• **Task details**
Each of the entries should be retyped precisely as it appears.
═════ Provided records
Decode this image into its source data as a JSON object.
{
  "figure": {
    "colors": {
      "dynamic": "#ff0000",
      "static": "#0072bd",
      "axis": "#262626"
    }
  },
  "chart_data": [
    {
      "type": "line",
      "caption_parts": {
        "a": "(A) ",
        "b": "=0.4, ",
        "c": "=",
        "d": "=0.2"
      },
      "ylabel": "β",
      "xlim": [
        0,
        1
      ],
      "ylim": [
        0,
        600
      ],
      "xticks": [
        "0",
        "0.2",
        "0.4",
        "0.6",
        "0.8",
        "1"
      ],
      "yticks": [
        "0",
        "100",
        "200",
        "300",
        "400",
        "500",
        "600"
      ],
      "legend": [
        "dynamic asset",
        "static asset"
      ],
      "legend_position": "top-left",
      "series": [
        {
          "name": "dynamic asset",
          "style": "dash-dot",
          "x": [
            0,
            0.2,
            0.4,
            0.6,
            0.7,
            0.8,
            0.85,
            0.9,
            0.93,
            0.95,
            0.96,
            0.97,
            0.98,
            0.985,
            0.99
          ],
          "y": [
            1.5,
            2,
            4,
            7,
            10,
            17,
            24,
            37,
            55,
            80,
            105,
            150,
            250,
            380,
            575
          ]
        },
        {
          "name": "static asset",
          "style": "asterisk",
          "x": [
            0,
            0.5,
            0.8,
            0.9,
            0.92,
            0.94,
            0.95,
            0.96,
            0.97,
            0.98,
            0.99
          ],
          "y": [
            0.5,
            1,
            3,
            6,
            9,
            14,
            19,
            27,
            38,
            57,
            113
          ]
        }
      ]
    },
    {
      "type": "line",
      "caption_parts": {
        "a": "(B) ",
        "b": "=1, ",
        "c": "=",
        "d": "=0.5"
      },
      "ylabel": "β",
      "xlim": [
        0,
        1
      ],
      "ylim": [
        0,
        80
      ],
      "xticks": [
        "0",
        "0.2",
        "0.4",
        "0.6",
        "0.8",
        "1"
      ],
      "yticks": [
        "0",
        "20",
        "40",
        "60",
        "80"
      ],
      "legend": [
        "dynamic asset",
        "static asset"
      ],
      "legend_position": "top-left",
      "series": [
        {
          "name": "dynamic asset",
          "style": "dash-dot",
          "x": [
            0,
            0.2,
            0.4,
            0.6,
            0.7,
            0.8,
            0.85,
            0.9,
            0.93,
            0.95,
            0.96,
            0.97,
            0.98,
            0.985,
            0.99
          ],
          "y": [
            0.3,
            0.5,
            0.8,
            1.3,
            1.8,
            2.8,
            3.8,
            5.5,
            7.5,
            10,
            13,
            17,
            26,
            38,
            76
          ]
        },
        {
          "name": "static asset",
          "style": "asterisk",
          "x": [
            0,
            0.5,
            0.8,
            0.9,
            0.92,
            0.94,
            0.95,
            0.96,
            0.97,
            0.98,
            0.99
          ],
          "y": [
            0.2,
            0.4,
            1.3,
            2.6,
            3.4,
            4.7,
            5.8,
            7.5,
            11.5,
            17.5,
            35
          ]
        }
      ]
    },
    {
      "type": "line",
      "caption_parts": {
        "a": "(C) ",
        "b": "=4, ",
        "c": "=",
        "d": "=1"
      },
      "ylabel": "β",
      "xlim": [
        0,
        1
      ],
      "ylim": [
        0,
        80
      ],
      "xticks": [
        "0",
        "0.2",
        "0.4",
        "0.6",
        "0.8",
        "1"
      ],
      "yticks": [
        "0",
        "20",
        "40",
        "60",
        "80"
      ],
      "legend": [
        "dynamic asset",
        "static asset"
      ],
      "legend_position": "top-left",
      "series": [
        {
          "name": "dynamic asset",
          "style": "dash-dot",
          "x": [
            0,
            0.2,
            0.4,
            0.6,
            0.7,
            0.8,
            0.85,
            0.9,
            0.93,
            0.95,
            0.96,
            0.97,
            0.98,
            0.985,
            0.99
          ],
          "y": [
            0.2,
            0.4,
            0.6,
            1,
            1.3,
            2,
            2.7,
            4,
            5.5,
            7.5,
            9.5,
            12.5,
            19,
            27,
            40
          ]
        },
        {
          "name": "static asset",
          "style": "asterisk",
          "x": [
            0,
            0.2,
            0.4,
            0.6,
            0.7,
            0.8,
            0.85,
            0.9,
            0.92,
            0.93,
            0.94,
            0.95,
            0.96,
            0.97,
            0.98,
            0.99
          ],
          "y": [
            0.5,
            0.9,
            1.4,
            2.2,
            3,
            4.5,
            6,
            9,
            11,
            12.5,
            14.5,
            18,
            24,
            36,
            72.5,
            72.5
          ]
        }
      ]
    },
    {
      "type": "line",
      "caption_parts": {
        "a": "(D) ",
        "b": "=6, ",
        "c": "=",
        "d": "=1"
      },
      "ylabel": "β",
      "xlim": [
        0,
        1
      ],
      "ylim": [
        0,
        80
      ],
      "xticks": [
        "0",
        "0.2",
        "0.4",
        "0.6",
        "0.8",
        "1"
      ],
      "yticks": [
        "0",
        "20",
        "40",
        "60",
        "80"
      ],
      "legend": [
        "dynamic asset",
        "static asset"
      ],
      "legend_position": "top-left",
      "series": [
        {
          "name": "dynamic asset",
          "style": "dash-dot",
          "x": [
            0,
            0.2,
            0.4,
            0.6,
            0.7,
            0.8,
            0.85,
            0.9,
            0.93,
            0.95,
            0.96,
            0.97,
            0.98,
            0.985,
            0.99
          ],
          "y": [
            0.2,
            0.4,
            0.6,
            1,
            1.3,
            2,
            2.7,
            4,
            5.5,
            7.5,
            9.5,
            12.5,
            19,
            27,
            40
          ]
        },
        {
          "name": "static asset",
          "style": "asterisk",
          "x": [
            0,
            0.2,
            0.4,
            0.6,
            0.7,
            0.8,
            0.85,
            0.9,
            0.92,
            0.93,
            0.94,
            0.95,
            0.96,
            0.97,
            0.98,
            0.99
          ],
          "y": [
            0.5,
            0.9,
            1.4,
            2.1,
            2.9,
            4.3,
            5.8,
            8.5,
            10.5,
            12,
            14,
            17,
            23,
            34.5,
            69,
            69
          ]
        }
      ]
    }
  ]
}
══════════
• **Full response**
Decode this image into its source data as a JSON object.
{
  "figure": {
    "colors": {
      "dynamic": "#ff0000",
      "static": "#0072bd",
      "axis": "#262626"
    }
  },
  "chart_data": [
    {
      "type": "line",
      "caption_parts": {
        "a": "(A) ",
        "b": "=0.4, ",
        "c": "=",
        "d": "=0.2"
      },
      "ylabel": "β",
      "xlim": [
        0,
        1
      ],
      "ylim": [
        0,
        600
      ],
      "xticks": [
        "0",
        "0.2",
        "0.4",
        "0.6",
        "0.8",
        "1"
      ],
      "yticks": [
        "0",
        "100",
        "200",
        "300",
        "400",
        "500",
        "600"
      ],
      "legend": [
        "dynamic asset",
        "static asset"
      ],
      "legend_position": "top-left",
      "series": [
        {
          "name": "dynamic asset",
          "style": "dash-dot",
          "x": [
            0,
            0.2,
            0.4,
            0.6,
            0.7,
            0.8,
            0.85,
            0.9,
            0.93,
            0.95,
            0.96,
            0.97,
            0.98,
            0.985,
            0.99
          ],
          "y": [
            1.5,
            2,
            4,
            7,
            10,
            17,
            24,
            37,
            55,
            80,
            105,
            150,
            250,
            380,
            575
          ]
        },
        {
          "name": "static asset",
          "style": "asterisk",
          "x": [
            0,
            0.5,
            0.8,
            0.9,
            0.92,
            0.94,
            0.95,
            0.96,
            0.97,
            0.98,
            0.99
          ],
          "y": [
            0.5,
            1,
            3,
            6,
            9,
            14,
            19,
            27,
            38,
            57,
            113
          ]
        }
      ]
    },
    {
      "type": "line",
      "caption_parts": {
        "a": "(B) ",
        "b": "=1, ",
        "c": "=",
        "d": "=0.5"
      },
      "ylabel": "β",
      "xlim": [
        0,
        1
      ],
      "ylim": [
        0,
        80
      ],
      "xticks": [
        "0",
        "0.2",
        "0.4",
        "0.6",
        "0.8",
        "1"
      ],
      "yticks": [
        "0",
        "20",
        "40",
        "60",
        "80"
      ],
      "legend": [
        "dynamic asset",
        "static asset"
      ],
      "legend_position": "top-left",
      "series": [
        {
          "name": "dynamic asset",
          "style": "dash-dot",
          "x": [
            0,
            0.2,
            0.4,
            0.6,
            0.7,
            0.8,
            0.85,
            0.9,
            0.93,
            0.95,
            0.96,
            0.97,
            0.98,
            0.985,
            0.99
          ],
          "y": [
            0.3,
            0.5,
            0.8,
            1.3,
            1.8,
            2.8,
            3.8,
            5.5,
            7.5,
            10,
            13,
            17,
            26,
            38,
            76
          ]
        },
        {
          "name": "static asset",
          "style": "asterisk",
          "x": [
            0,
            0.5,
            0.8,
            0.9,
            0.92,
            0.94,
            0.95,
            0.96,
            0.97,
            0.98,
            0.99
          ],
          "y": [
            0.2,
            0.4,
            1.3,
            2.6,
            3.4,
            4.7,
            5.8,
            7.5,
            11.5,
            17.5,
            35
          ]
        }
      ]
    },
    {
      "type": "line",
      "caption_parts": {
        "a": "(C) ",
        "b": "=4, ",
        "c": "=",
        "d": "=1"
      },
      "ylabel": "β",
      "xlim": [
        0,
        1
      ],
      "ylim": [
        0,
        80
      ],
      "xticks": [
        "0",
        "0.2",
        "0.4",
        "0.6",
        "0.8",
        "1"
      ],
      "yticks": [
        "0",
        "20",
        "40",
        "60",
        "80"
      ],
      "legend": [
        "dynamic asset",
        "static asset"
      ],
      "legend_position": "top-left",
      "series": [
        {
          "name": "dynamic asset",
          "style": "dash-dot",
          "x": [
            0,
            0.2,
            0.4,
            0.6,
            0.7,
            0.8,
            0.85,
            0.9,
            0.93,
            0.95,
            0.96,
            0.97,
            0.98,
            0.985,
            0.99
          ],
          "y": [
            0.2,
            0.4,
            0.6,
            1,
            1.3,
            2,
            2.7,
            4,
            5.5,
            7.5,
            9.5,
            12.5,
            19,
            27,
            40
          ]
        },
        {
          "name": "static asset",
          "style": "asterisk",
          "x": [
            0,
            0.2,
            0.4,
            0.6,
            0.7,
            0.8,
            0.85,
            0.9,
            0.92,
            0.93,
            0.94,
            0.95,
            0.96,
            0.97,
            0.98,
            0.99
          ],
          "y": [
            0.5,
            0.9,
            1.4,
            2.2,
            3,
            4.5,
            6,
            9,
            11,
            12.5,
            14.5,
            18,
            24,
            36,
            72.5,
            72.5
          ]
        }
      ]
    },
    {
      "type": "line",
      "caption_parts": {
        "a": "(D) ",
        "b": "=6, ",
        "c": "=",
        "d": "=1"
      },
      "ylabel": "β",
      "xlim": [
        0,
        1
      ],
      "ylim": [
        0,
        80
      ],
      "xticks": [
        "0",
        "0.2",
        "0.4",
        "0.6",
        "0.8",
        "1"
      ],
      "yticks": [
        "0",
        "20",
        "40",
        "60",
        "80"
      ],
      "legend": [
        "dynamic asset",
        "static asset"
      ],
      "legend_position": "top-left",
      "series": [
        {
          "name": "dynamic asset",
          "style": "dash-dot",
          "x": [
            0,
            0.2,
            0.4,
            0.6,
            0.7,
            0.8,
            0.85,
            0.9,
            0.93,
            0.95,
            0.96,
            0.97,
            0.98,
            0.985,
            0.99
          ],
          "y": [
            0.2,
            0.4,
            0.6,
            1,
            1.3,
            2,
            2.7,
            4,
            5.5,
            7.5,
            9.5,
            12.5,
            19,
            27,
            40
          ]
        },
        {
          "name": "static asset",
          "style": "asterisk",
          "x": [
            0,
            0.2,
            0.4,
            0.6,
            0.7,
            0.8,
            0.85,
            0.9,
            0.92,
            0.93,
            0.94,
            0.95,
            0.96,
            0.97,
            0.98,
            0.99
          ],
          "y": [
            0.5,
            0.9,
            1.4,
            2.1,
            2.9,
            4.3,
            5.8,
            8.5,
            10.5,
            12,
            14,
            17,
            23,
            34.5,
            69,
            69
          ]
        }
      ]
    }
  ]
}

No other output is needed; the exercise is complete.